> WRITTEN TASK
Leave out every picture, then transcribe the rest of the listing exactly.

> SUPPLIED RECORDS
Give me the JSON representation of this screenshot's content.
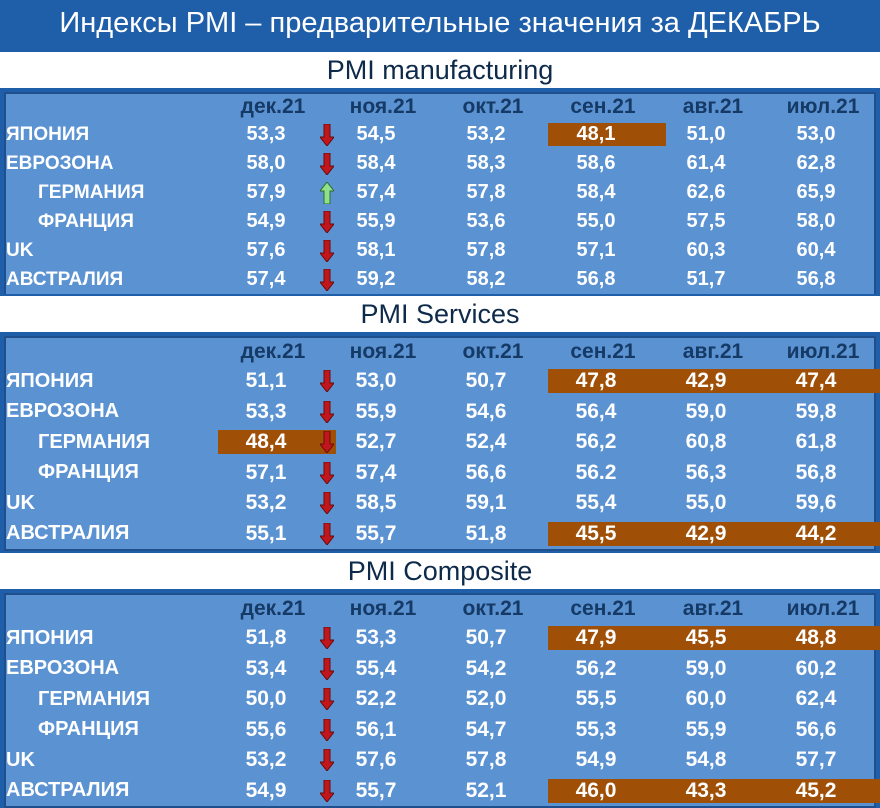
{
  "title": "Индексы PMI – предварительные значения за ДЕКАБРЬ",
  "months": [
    "дек.21",
    "ноя.21",
    "окт.21",
    "сен.21",
    "авг.21",
    "июл.21"
  ],
  "colors": {
    "background": "#1f5ea8",
    "panel": "#5b92d2",
    "highlight": "#a04f06",
    "arrow_down": "#c0161c",
    "arrow_up": "#8fe08a"
  },
  "sections": [
    {
      "header": "PMI manufacturing",
      "rows": [
        {
          "country": "ЯПОНИЯ",
          "sub": false,
          "trend": "down",
          "values": [
            "53,3",
            "54,5",
            "53,2",
            "48,1",
            "51,0",
            "53,0"
          ],
          "highlight": [
            false,
            false,
            false,
            true,
            false,
            false
          ]
        },
        {
          "country": "ЕВРОЗОНА",
          "sub": false,
          "trend": "down",
          "values": [
            "58,0",
            "58,4",
            "58,3",
            "58,6",
            "61,4",
            "62,8"
          ],
          "highlight": [
            false,
            false,
            false,
            false,
            false,
            false
          ]
        },
        {
          "country": "ГЕРМАНИЯ",
          "sub": true,
          "trend": "up",
          "values": [
            "57,9",
            "57,4",
            "57,8",
            "58,4",
            "62,6",
            "65,9"
          ],
          "highlight": [
            false,
            false,
            false,
            false,
            false,
            false
          ]
        },
        {
          "country": "ФРАНЦИЯ",
          "sub": true,
          "trend": "down",
          "values": [
            "54,9",
            "55,9",
            "53,6",
            "55,0",
            "57,5",
            "58,0"
          ],
          "highlight": [
            false,
            false,
            false,
            false,
            false,
            false
          ]
        },
        {
          "country": "UK",
          "sub": false,
          "trend": "down",
          "values": [
            "57,6",
            "58,1",
            "57,8",
            "57,1",
            "60,3",
            "60,4"
          ],
          "highlight": [
            false,
            false,
            false,
            false,
            false,
            false
          ]
        },
        {
          "country": "АВСТРАЛИЯ",
          "sub": false,
          "trend": "down",
          "values": [
            "57,4",
            "59,2",
            "58,2",
            "56,8",
            "51,7",
            "56,8"
          ],
          "highlight": [
            false,
            false,
            false,
            false,
            false,
            false
          ]
        }
      ]
    },
    {
      "header": "PMI Services",
      "rows": [
        {
          "country": "ЯПОНИЯ",
          "sub": false,
          "trend": "down",
          "values": [
            "51,1",
            "53,0",
            "50,7",
            "47,8",
            "42,9",
            "47,4"
          ],
          "highlight": [
            false,
            false,
            false,
            true,
            true,
            true
          ]
        },
        {
          "country": "ЕВРОЗОНА",
          "sub": false,
          "trend": "down",
          "values": [
            "53,3",
            "55,9",
            "54,6",
            "56,4",
            "59,0",
            "59,8"
          ],
          "highlight": [
            false,
            false,
            false,
            false,
            false,
            false
          ]
        },
        {
          "country": "ГЕРМАНИЯ",
          "sub": true,
          "trend": "down",
          "values": [
            "48,4",
            "52,7",
            "52,4",
            "56,2",
            "60,8",
            "61,8"
          ],
          "highlight": [
            true,
            false,
            false,
            false,
            false,
            false
          ]
        },
        {
          "country": "ФРАНЦИЯ",
          "sub": true,
          "trend": "down",
          "values": [
            "57,1",
            "57,4",
            "56,6",
            "56.2",
            "56,3",
            "56,8"
          ],
          "highlight": [
            false,
            false,
            false,
            false,
            false,
            false
          ]
        },
        {
          "country": "UK",
          "sub": false,
          "trend": "down",
          "values": [
            "53,2",
            "58,5",
            "59,1",
            "55,4",
            "55,0",
            "59,6"
          ],
          "highlight": [
            false,
            false,
            false,
            false,
            false,
            false
          ]
        },
        {
          "country": "АВСТРАЛИЯ",
          "sub": false,
          "trend": "down",
          "values": [
            "55,1",
            "55,7",
            "51,8",
            "45,5",
            "42,9",
            "44,2"
          ],
          "highlight": [
            false,
            false,
            false,
            true,
            true,
            true
          ]
        }
      ]
    },
    {
      "header": "PMI Composite",
      "rows": [
        {
          "country": "ЯПОНИЯ",
          "sub": false,
          "trend": "down",
          "values": [
            "51,8",
            "53,3",
            "50,7",
            "47,9",
            "45,5",
            "48,8"
          ],
          "highlight": [
            false,
            false,
            false,
            true,
            true,
            true
          ]
        },
        {
          "country": "ЕВРОЗОНА",
          "sub": false,
          "trend": "down",
          "values": [
            "53,4",
            "55,4",
            "54,2",
            "56,2",
            "59,0",
            "60,2"
          ],
          "highlight": [
            false,
            false,
            false,
            false,
            false,
            false
          ]
        },
        {
          "country": "ГЕРМАНИЯ",
          "sub": true,
          "trend": "down",
          "values": [
            "50,0",
            "52,2",
            "52,0",
            "55,5",
            "60,0",
            "62,4"
          ],
          "highlight": [
            false,
            false,
            false,
            false,
            false,
            false
          ]
        },
        {
          "country": "ФРАНЦИЯ",
          "sub": true,
          "trend": "down",
          "values": [
            "55,6",
            "56,1",
            "54,7",
            "55,3",
            "55,9",
            "56,6"
          ],
          "highlight": [
            false,
            false,
            false,
            false,
            false,
            false
          ]
        },
        {
          "country": "UK",
          "sub": false,
          "trend": "down",
          "values": [
            "53,2",
            "57,6",
            "57,8",
            "54,9",
            "54,8",
            "57,7"
          ],
          "highlight": [
            false,
            false,
            false,
            false,
            false,
            false
          ]
        },
        {
          "country": "АВСТРАЛИЯ",
          "sub": false,
          "trend": "down",
          "values": [
            "54,9",
            "55,7",
            "52,1",
            "46,0",
            "43,3",
            "45,2"
          ],
          "highlight": [
            false,
            false,
            false,
            true,
            true,
            true
          ]
        }
      ]
    }
  ]
}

> TASK OUTPUT
Give me the JSON representation of this screenshot's content.
{
  "title": "Индексы PMI – предварительные значения за ДЕКАБРЬ",
  "months": [
    "дек.21",
    "ноя.21",
    "окт.21",
    "сен.21",
    "авг.21",
    "июл.21"
  ],
  "colors": {
    "background": "#1f5ea8",
    "panel": "#5b92d2",
    "highlight": "#a04f06",
    "arrow_down": "#c0161c",
    "arrow_up": "#8fe08a"
  },
  "sections": [
    {
      "header": "PMI manufacturing",
      "rows": [
        {
          "country": "ЯПОНИЯ",
          "sub": false,
          "trend": "down",
          "values": [
            "53,3",
            "54,5",
            "53,2",
            "48,1",
            "51,0",
            "53,0"
          ],
          "highlight": [
            false,
            false,
            false,
            true,
            false,
            false
          ]
        },
        {
          "country": "ЕВРОЗОНА",
          "sub": false,
          "trend": "down",
          "values": [
            "58,0",
            "58,4",
            "58,3",
            "58,6",
            "61,4",
            "62,8"
          ],
          "highlight": [
            false,
            false,
            false,
            false,
            false,
            false
          ]
        },
        {
          "country": "ГЕРМАНИЯ",
          "sub": true,
          "trend": "up",
          "values": [
            "57,9",
            "57,4",
            "57,8",
            "58,4",
            "62,6",
            "65,9"
          ],
          "highlight": [
            false,
            false,
            false,
            false,
            false,
            false
          ]
        },
        {
          "country": "ФРАНЦИЯ",
          "sub": true,
          "trend": "down",
          "values": [
            "54,9",
            "55,9",
            "53,6",
            "55,0",
            "57,5",
            "58,0"
          ],
          "highlight": [
            false,
            false,
            false,
            false,
            false,
            false
          ]
        },
        {
          "country": "UK",
          "sub": false,
          "trend": "down",
          "values": [
            "57,6",
            "58,1",
            "57,8",
            "57,1",
            "60,3",
            "60,4"
          ],
          "highlight": [
            false,
            false,
            false,
            false,
            false,
            false
          ]
        },
        {
          "country": "АВСТРАЛИЯ",
          "sub": false,
          "trend": "down",
          "values": [
            "57,4",
            "59,2",
            "58,2",
            "56,8",
            "51,7",
            "56,8"
          ],
          "highlight": [
            false,
            false,
            false,
            false,
            false,
            false
          ]
        }
      ]
    },
    {
      "header": "PMI Services",
      "rows": [
        {
          "country": "ЯПОНИЯ",
          "sub": false,
          "trend": "down",
          "values": [
            "51,1",
            "53,0",
            "50,7",
            "47,8",
            "42,9",
            "47,4"
          ],
          "highlight": [
            false,
            false,
            false,
            true,
            true,
            true
          ]
        },
        {
          "country": "ЕВРОЗОНА",
          "sub": false,
          "trend": "down",
          "values": [
            "53,3",
            "55,9",
            "54,6",
            "56,4",
            "59,0",
            "59,8"
          ],
          "highlight": [
            false,
            false,
            false,
            false,
            false,
            false
          ]
        },
        {
          "country": "ГЕРМАНИЯ",
          "sub": true,
          "trend": "down",
          "values": [
            "48,4",
            "52,7",
            "52,4",
            "56,2",
            "60,8",
            "61,8"
          ],
          "highlight": [
            true,
            false,
            false,
            false,
            false,
            false
          ]
        },
        {
          "country": "ФРАНЦИЯ",
          "sub": true,
          "trend": "down",
          "values": [
            "57,1",
            "57,4",
            "56,6",
            "56.2",
            "56,3",
            "56,8"
          ],
          "highlight": [
            false,
            false,
            false,
            false,
            false,
            false
          ]
        },
        {
          "country": "UK",
          "sub": false,
          "trend": "down",
          "values": [
            "53,2",
            "58,5",
            "59,1",
            "55,4",
            "55,0",
            "59,6"
          ],
          "highlight": [
            false,
            false,
            false,
            false,
            false,
            false
          ]
        },
        {
          "country": "АВСТРАЛИЯ",
          "sub": false,
          "trend": "down",
          "values": [
            "55,1",
            "55,7",
            "51,8",
            "45,5",
            "42,9",
            "44,2"
          ],
          "highlight": [
            false,
            false,
            false,
            true,
            true,
            true
          ]
        }
      ]
    },
    {
      "header": "PMI Composite",
      "rows": [
        {
          "country": "ЯПОНИЯ",
          "sub": false,
          "trend": "down",
          "values": [
            "51,8",
            "53,3",
            "50,7",
            "47,9",
            "45,5",
            "48,8"
          ],
          "highlight": [
            false,
            false,
            false,
            true,
            true,
            true
          ]
        },
        {
          "country": "ЕВРОЗОНА",
          "sub": false,
          "trend": "down",
          "values": [
            "53,4",
            "55,4",
            "54,2",
            "56,2",
            "59,0",
            "60,2"
          ],
          "highlight": [
            false,
            false,
            false,
            false,
            false,
            false
          ]
        },
        {
          "country": "ГЕРМАНИЯ",
          "sub": true,
          "trend": "down",
          "values": [
            "50,0",
            "52,2",
            "52,0",
            "55,5",
            "60,0",
            "62,4"
          ],
          "highlight": [
            false,
            false,
            false,
            false,
            false,
            false
          ]
        },
        {
          "country": "ФРАНЦИЯ",
          "sub": true,
          "trend": "down",
          "values": [
            "55,6",
            "56,1",
            "54,7",
            "55,3",
            "55,9",
            "56,6"
          ],
          "highlight": [
            false,
            false,
            false,
            false,
            false,
            false
          ]
        },
        {
          "country": "UK",
          "sub": false,
          "trend": "down",
          "values": [
            "53,2",
            "57,6",
            "57,8",
            "54,9",
            "54,8",
            "57,7"
          ],
          "highlight": [
            false,
            false,
            false,
            false,
            false,
            false
          ]
        },
        {
          "country": "АВСТРАЛИЯ",
          "sub": false,
          "trend": "down",
          "values": [
            "54,9",
            "55,7",
            "52,1",
            "46,0",
            "43,3",
            "45,2"
          ],
          "highlight": [
            false,
            false,
            false,
            true,
            true,
            true
          ]
        }
      ]
    }
  ]
}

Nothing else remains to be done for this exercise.